Items from a dataset:
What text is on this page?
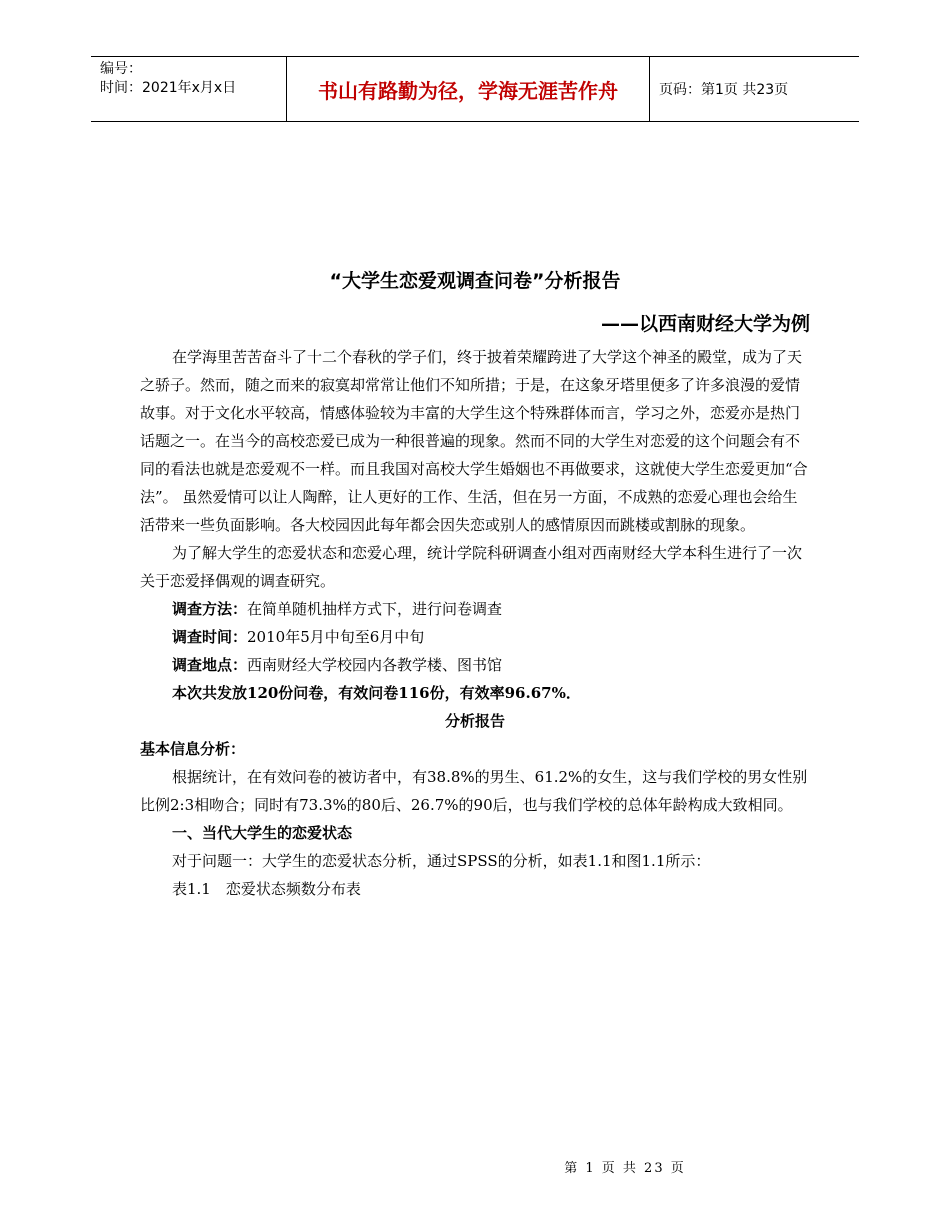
编号：
时间：2021年x月x日	书山有路勤为径，学海无涯苦作舟	页码：第1页 共23页
“大学生恋爱观调查问卷”分析报告
——以西南财经大学为例

在学海里苦苦奋斗了十二个春秋的学子们，终于披着荣耀跨进了大学这个神圣的殿堂，成为了天之骄子。然而，随之而来的寂寞却常常让他们不知所措；于是，在这象牙塔里便多了许多浪漫的爱情故事。对于文化水平较高，情感体验较为丰富的大学生这个特殊群体而言，学习之外，恋爱亦是热门话题之一。在当今的高校恋爱已成为一种很普遍的现象。然而不同的大学生对恋爱的这个问题会有不同的看法也就是恋爱观不一样。而且我国对高校大学生婚姻也不再做要求，这就使大学生恋爱更加“合法”。 虽然爱情可以让人陶醉，让人更好的工作、生活，但在另一方面，不成熟的恋爱心理也会给生活带来一些负面影响。各大校园因此每年都会因失恋或别人的感情原因而跳楼或割脉的现象。

为了解大学生的恋爱状态和恋爱心理，统计学院科研调查小组对西南财经大学本科生进行了一次关于恋爱择偶观的调查研究。

调查方法：在简单随机抽样方式下，进行问卷调查

调查时间：2010年5月中旬至6月中旬

调查地点：西南财经大学校园内各教学楼、图书馆

本次共发放120份问卷，有效问卷116份，有效率96.67%．

分析报告

基本信息分析：

根据统计，在有效问卷的被访者中，有38.8%的男生、61.2%的女生，这与我们学校的男女性别比例2:3相吻合；同时有73.3%的80后、26.7%的90后，也与我们学校的总体年龄构成大致相同。

一、当代大学生的恋爱状态

对于问题一：大学生的恋爱状态分析，通过SPSS的分析，如表1.1和图1.1所示：

表1.1　恋爱状态频数分布表

第 1 页 共 23 页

Goal of the exercise
Output the records above exactly as they are, leaving out the pictures.

Task answer
What text is on this page?
编号：
时间：2021年x月x日	书山有路勤为径，学海无涯苦作舟	页码：第1页 共23页
“大学生恋爱观调查问卷”分析报告
——以西南财经大学为例

在学海里苦苦奋斗了十二个春秋的学子们，终于披着荣耀跨进了大学这个神圣的殿堂，成为了天之骄子。然而，随之而来的寂寞却常常让他们不知所措；于是，在这象牙塔里便多了许多浪漫的爱情故事。对于文化水平较高，情感体验较为丰富的大学生这个特殊群体而言，学习之外，恋爱亦是热门话题之一。在当今的高校恋爱已成为一种很普遍的现象。然而不同的大学生对恋爱的这个问题会有不同的看法也就是恋爱观不一样。而且我国对高校大学生婚姻也不再做要求，这就使大学生恋爱更加“合法”。 虽然爱情可以让人陶醉，让人更好的工作、生活，但在另一方面，不成熟的恋爱心理也会给生活带来一些负面影响。各大校园因此每年都会因失恋或别人的感情原因而跳楼或割脉的现象。

为了解大学生的恋爱状态和恋爱心理，统计学院科研调查小组对西南财经大学本科生进行了一次关于恋爱择偶观的调查研究。

调查方法：在简单随机抽样方式下，进行问卷调查

调查时间：2010年5月中旬至6月中旬

调查地点：西南财经大学校园内各教学楼、图书馆

本次共发放120份问卷，有效问卷116份，有效率96.67%．

分析报告

基本信息分析：

根据统计，在有效问卷的被访者中，有38.8%的男生、61.2%的女生，这与我们学校的男女性别比例2:3相吻合；同时有73.3%的80后、26.7%的90后，也与我们学校的总体年龄构成大致相同。

一、当代大学生的恋爱状态

对于问题一：大学生的恋爱状态分析，通过SPSS的分析，如表1.1和图1.1所示：

表1.1　恋爱状态频数分布表

第 1 页 共 23 页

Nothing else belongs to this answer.